** Start RECORDS SHOWN **
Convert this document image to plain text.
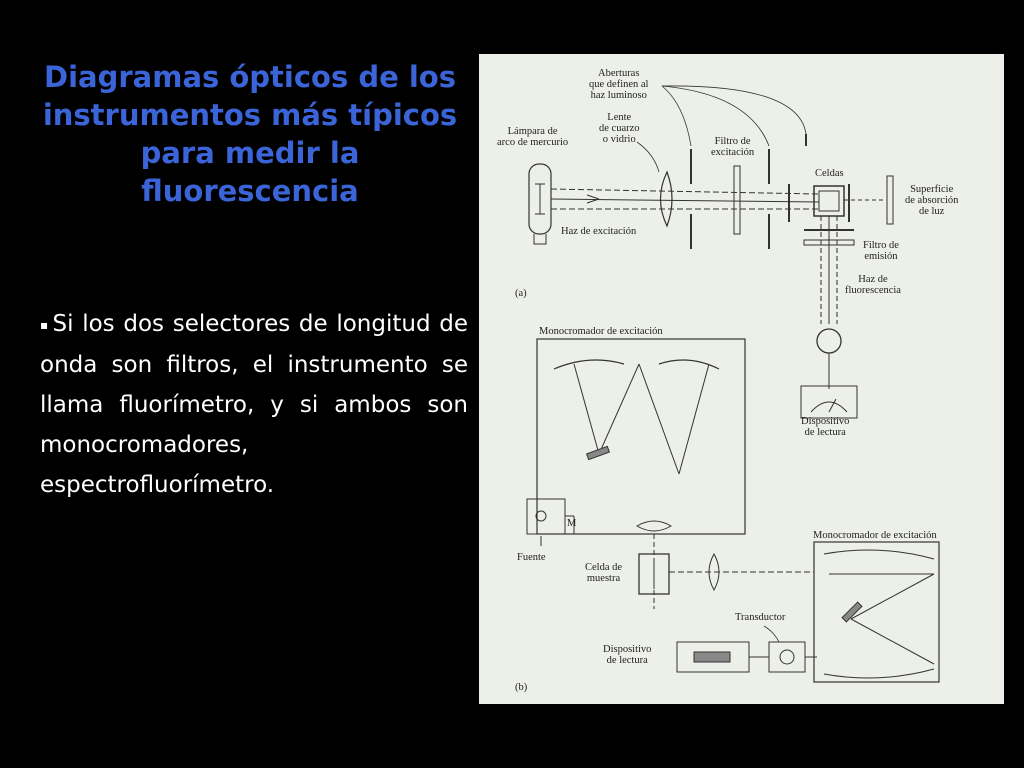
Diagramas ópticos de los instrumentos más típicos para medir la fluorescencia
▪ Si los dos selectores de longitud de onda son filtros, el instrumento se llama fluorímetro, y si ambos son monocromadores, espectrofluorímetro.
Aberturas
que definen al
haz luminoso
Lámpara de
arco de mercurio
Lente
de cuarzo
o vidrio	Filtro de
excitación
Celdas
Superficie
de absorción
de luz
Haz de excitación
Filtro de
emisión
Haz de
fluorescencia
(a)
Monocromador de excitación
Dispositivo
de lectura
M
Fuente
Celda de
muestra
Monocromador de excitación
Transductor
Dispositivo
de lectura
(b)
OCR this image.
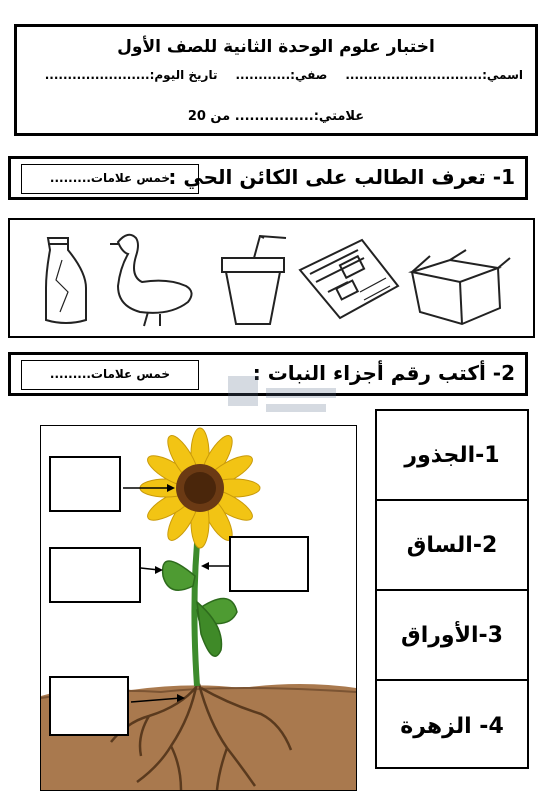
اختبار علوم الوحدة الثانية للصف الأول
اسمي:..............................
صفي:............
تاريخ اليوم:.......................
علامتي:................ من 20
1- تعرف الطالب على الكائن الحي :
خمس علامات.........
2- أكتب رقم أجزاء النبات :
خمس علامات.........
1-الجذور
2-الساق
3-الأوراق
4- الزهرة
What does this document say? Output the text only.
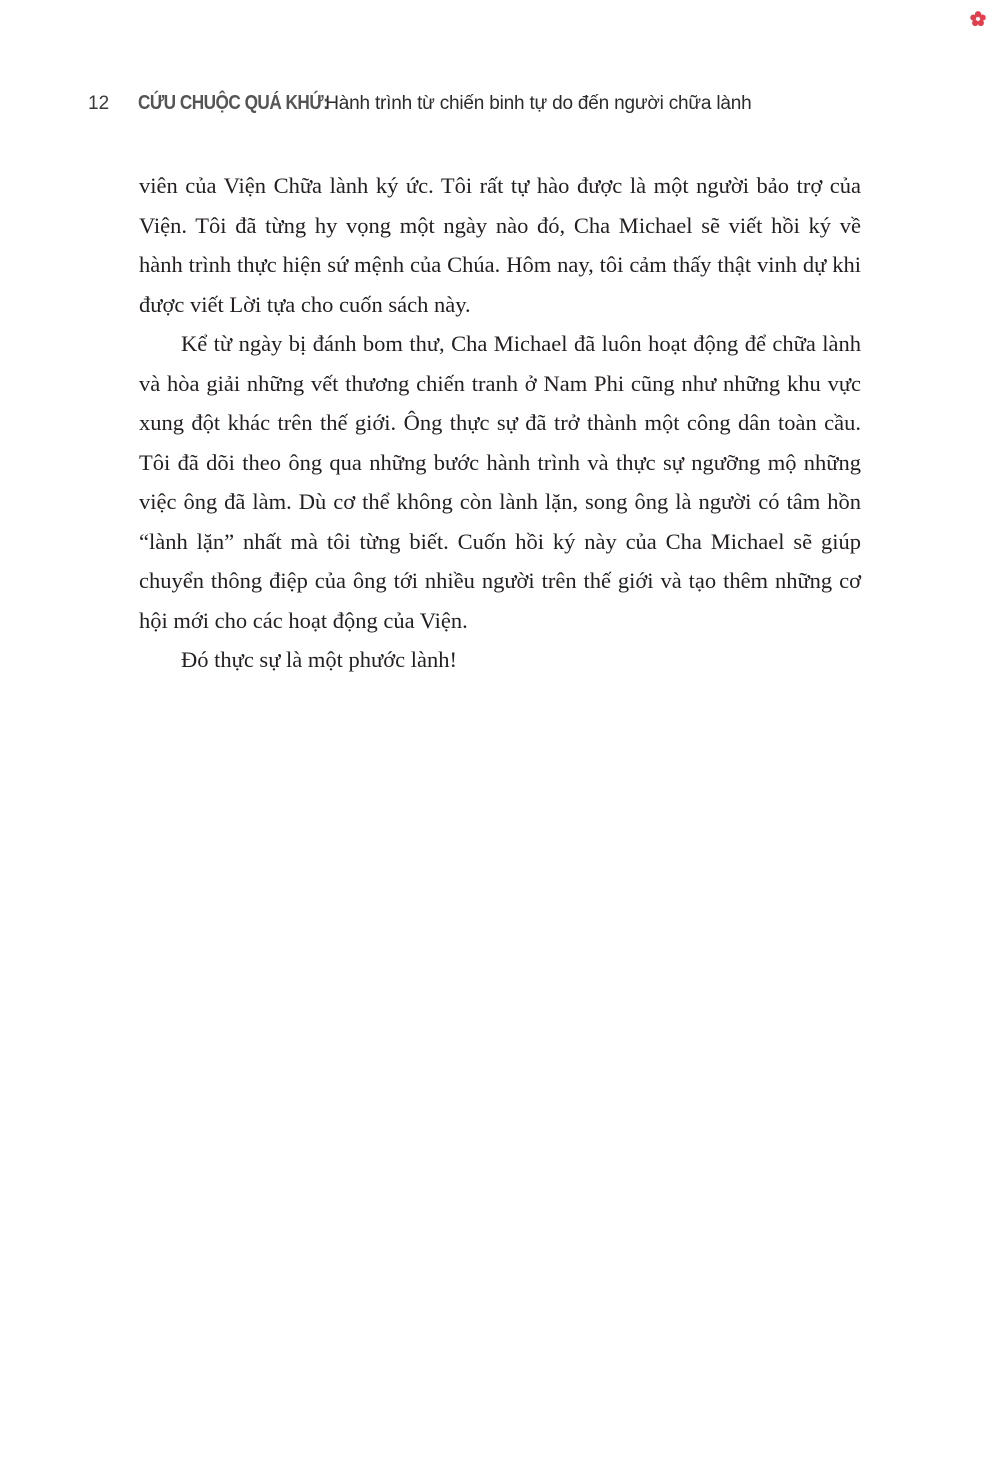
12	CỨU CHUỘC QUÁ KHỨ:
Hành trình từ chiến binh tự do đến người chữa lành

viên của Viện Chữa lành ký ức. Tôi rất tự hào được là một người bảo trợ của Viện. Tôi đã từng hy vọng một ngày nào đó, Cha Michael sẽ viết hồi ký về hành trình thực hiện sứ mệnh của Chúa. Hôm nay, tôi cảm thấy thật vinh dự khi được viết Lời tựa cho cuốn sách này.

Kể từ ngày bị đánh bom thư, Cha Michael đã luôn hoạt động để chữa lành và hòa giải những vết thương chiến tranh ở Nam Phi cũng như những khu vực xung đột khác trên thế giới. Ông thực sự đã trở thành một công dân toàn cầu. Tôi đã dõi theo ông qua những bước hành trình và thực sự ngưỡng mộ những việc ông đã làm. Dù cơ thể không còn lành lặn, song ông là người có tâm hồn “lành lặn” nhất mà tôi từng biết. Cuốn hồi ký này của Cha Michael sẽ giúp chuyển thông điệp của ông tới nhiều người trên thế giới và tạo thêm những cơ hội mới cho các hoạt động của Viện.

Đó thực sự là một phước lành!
** End RECORDS SHOWN **
** Start RECORDS SHOWN **
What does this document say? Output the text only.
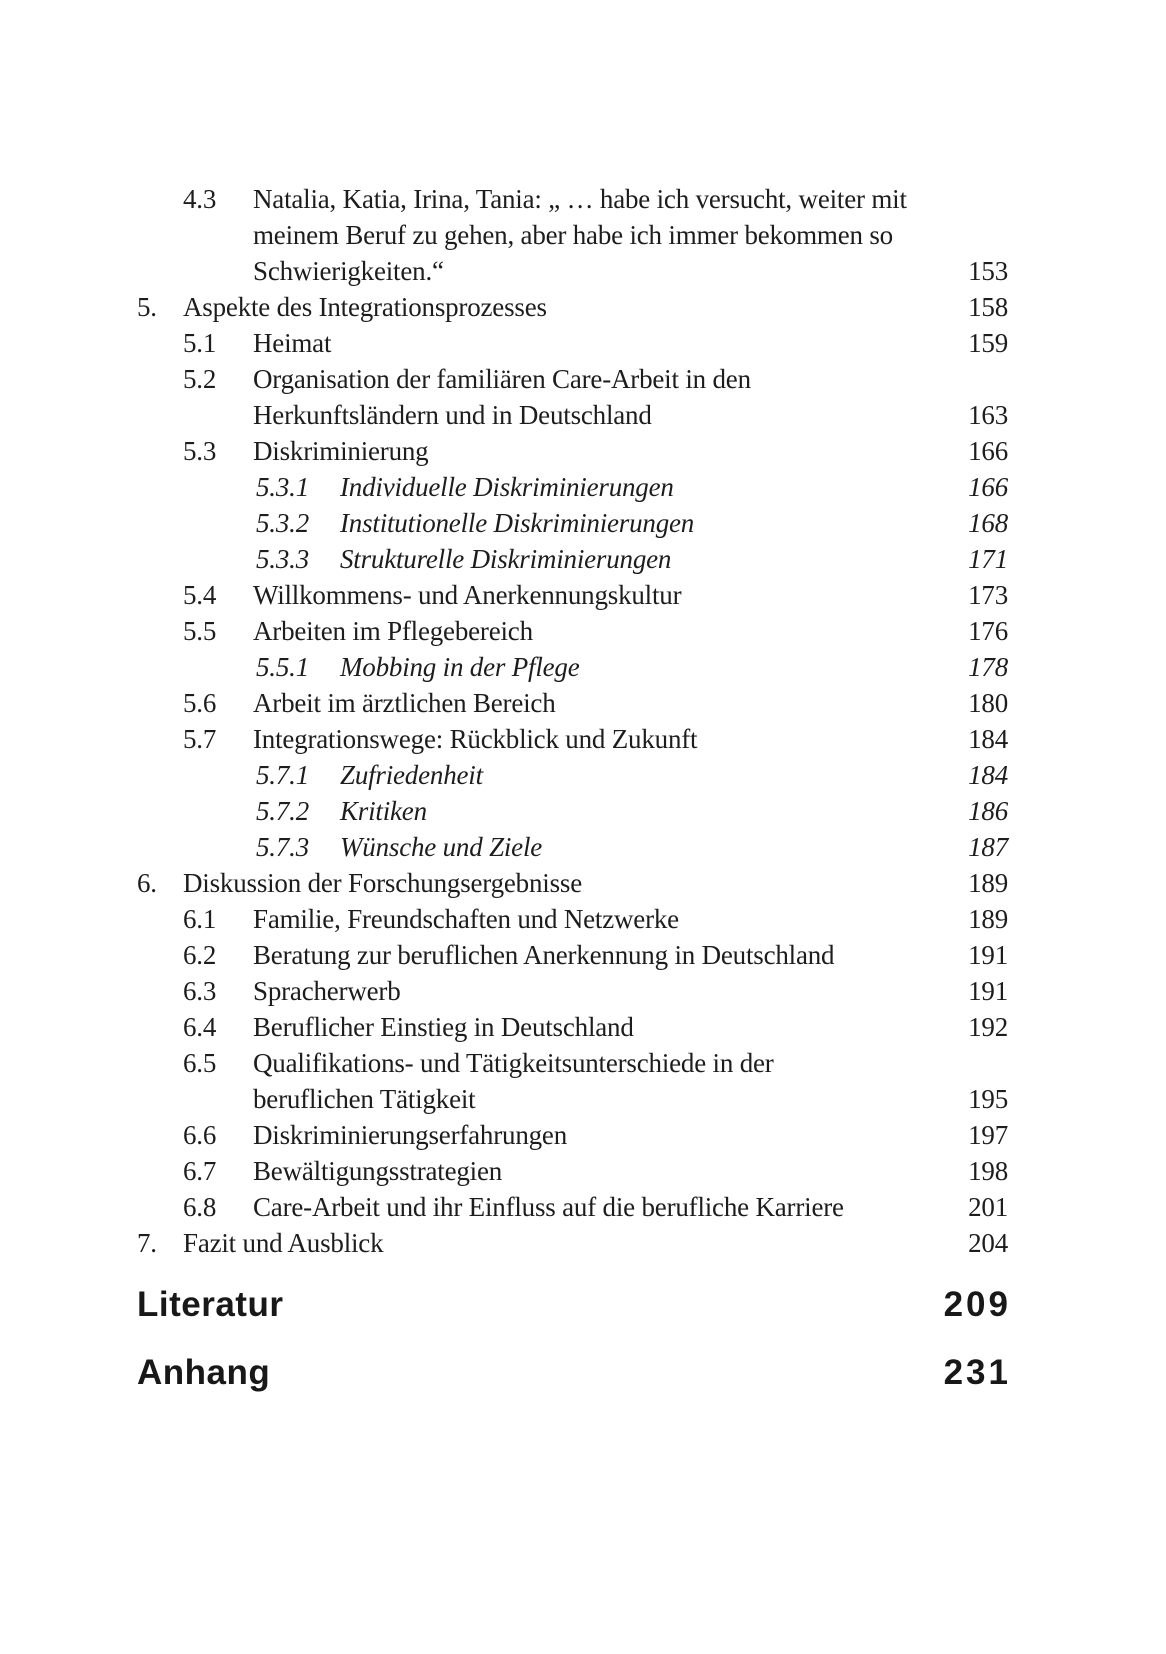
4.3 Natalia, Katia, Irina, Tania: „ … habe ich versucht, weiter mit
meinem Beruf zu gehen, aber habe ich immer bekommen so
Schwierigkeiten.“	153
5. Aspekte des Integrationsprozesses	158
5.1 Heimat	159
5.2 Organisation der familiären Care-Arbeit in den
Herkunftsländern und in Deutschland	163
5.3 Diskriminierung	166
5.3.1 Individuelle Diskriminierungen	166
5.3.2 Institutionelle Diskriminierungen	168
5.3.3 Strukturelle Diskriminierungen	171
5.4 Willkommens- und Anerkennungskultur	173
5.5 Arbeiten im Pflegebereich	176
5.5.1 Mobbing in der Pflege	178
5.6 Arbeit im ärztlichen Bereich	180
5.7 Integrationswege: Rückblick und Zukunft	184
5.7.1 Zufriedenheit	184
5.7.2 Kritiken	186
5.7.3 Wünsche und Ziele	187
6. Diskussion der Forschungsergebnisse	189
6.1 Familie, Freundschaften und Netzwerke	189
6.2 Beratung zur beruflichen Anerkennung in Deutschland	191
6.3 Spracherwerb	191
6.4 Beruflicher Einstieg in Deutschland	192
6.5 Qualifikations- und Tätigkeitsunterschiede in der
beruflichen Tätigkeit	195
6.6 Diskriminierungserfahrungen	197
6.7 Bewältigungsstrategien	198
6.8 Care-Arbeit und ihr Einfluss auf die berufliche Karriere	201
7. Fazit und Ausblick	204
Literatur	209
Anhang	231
** End RECORDS SHOWN **
[TASK REQUIREMENTS] Take every line from the records above that has the word "this" and copy it.

[RIGHT ANSWER]
Convert this document image to plain text.
OCR this image.
What does this document say? Output the text only.
What does this document say? Output the text only.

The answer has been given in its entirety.